Data entries:
........

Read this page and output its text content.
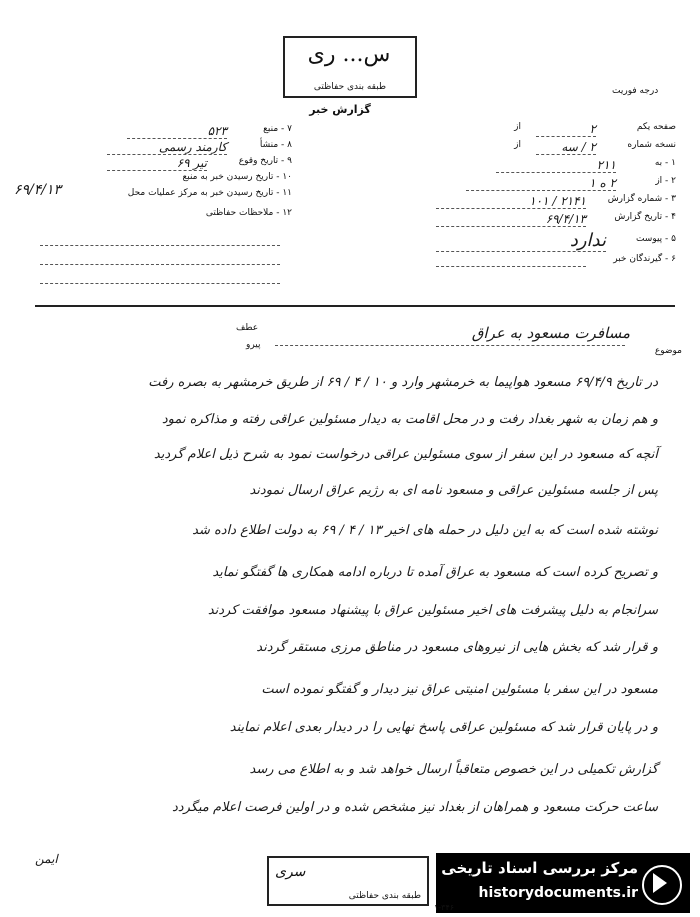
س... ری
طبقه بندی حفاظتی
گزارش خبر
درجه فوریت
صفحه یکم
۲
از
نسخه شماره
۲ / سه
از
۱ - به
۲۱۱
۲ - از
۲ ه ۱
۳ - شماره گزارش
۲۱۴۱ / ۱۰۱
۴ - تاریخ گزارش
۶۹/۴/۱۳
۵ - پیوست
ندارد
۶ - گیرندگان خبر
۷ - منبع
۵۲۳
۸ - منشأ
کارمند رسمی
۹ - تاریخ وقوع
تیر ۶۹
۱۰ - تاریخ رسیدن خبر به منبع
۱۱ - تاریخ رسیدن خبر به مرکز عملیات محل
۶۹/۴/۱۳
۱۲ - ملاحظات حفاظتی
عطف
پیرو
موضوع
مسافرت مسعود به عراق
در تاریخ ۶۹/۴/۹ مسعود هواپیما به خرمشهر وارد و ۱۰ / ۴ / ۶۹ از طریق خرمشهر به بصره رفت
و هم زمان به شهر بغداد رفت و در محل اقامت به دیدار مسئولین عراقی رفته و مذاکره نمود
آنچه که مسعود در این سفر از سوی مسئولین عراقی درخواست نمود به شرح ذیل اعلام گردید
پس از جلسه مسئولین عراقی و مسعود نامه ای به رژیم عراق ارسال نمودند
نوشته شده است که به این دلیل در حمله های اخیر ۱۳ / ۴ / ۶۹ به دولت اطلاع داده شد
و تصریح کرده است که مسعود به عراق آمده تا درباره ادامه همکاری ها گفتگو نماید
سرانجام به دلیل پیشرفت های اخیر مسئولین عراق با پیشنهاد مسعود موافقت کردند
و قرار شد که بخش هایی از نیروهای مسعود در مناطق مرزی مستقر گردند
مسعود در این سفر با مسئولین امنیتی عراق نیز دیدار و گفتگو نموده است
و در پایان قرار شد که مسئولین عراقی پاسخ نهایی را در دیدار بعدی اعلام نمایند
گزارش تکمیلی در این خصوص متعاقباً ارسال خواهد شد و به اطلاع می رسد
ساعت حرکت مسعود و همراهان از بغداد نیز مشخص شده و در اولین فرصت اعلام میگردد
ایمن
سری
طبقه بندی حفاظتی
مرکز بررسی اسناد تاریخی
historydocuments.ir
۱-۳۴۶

........

== WRITTEN REQUEST ==
Without including any pictures, reproduce the listing exactly.

== RESPONSE TO THE TASK ==
Read this page and output its text content.
س... ری
طبقه بندی حفاظتی
گزارش خبر
درجه فوریت
صفحه یکم
۲
از
نسخه شماره
۲ / سه
از
۱ - به
۲۱۱
۲ - از
۲ ه ۱
۳ - شماره گزارش
۲۱۴۱ / ۱۰۱
۴ - تاریخ گزارش
۶۹/۴/۱۳
۵ - پیوست
ندارد
۶ - گیرندگان خبر
۷ - منبع
۵۲۳
۸ - منشأ
کارمند رسمی
۹ - تاریخ وقوع
تیر ۶۹
۱۰ - تاریخ رسیدن خبر به منبع
۱۱ - تاریخ رسیدن خبر به مرکز عملیات محل
۶۹/۴/۱۳
۱۲ - ملاحظات حفاظتی
عطف
پیرو
موضوع
مسافرت مسعود به عراق
در تاریخ ۶۹/۴/۹ مسعود هواپیما به خرمشهر وارد و ۱۰ / ۴ / ۶۹ از طریق خرمشهر به بصره رفت
و هم زمان به شهر بغداد رفت و در محل اقامت به دیدار مسئولین عراقی رفته و مذاکره نمود
آنچه که مسعود در این سفر از سوی مسئولین عراقی درخواست نمود به شرح ذیل اعلام گردید
پس از جلسه مسئولین عراقی و مسعود نامه ای به رژیم عراق ارسال نمودند
نوشته شده است که به این دلیل در حمله های اخیر ۱۳ / ۴ / ۶۹ به دولت اطلاع داده شد
و تصریح کرده است که مسعود به عراق آمده تا درباره ادامه همکاری ها گفتگو نماید
سرانجام به دلیل پیشرفت های اخیر مسئولین عراق با پیشنهاد مسعود موافقت کردند
و قرار شد که بخش هایی از نیروهای مسعود در مناطق مرزی مستقر گردند
مسعود در این سفر با مسئولین امنیتی عراق نیز دیدار و گفتگو نموده است
و در پایان قرار شد که مسئولین عراقی پاسخ نهایی را در دیدار بعدی اعلام نمایند
گزارش تکمیلی در این خصوص متعاقباً ارسال خواهد شد و به اطلاع می رسد
ساعت حرکت مسعود و همراهان از بغداد نیز مشخص شده و در اولین فرصت اعلام میگردد
ایمن
سری
طبقه بندی حفاظتی
مرکز بررسی اسناد تاریخی
historydocuments.ir
۱-۳۴۶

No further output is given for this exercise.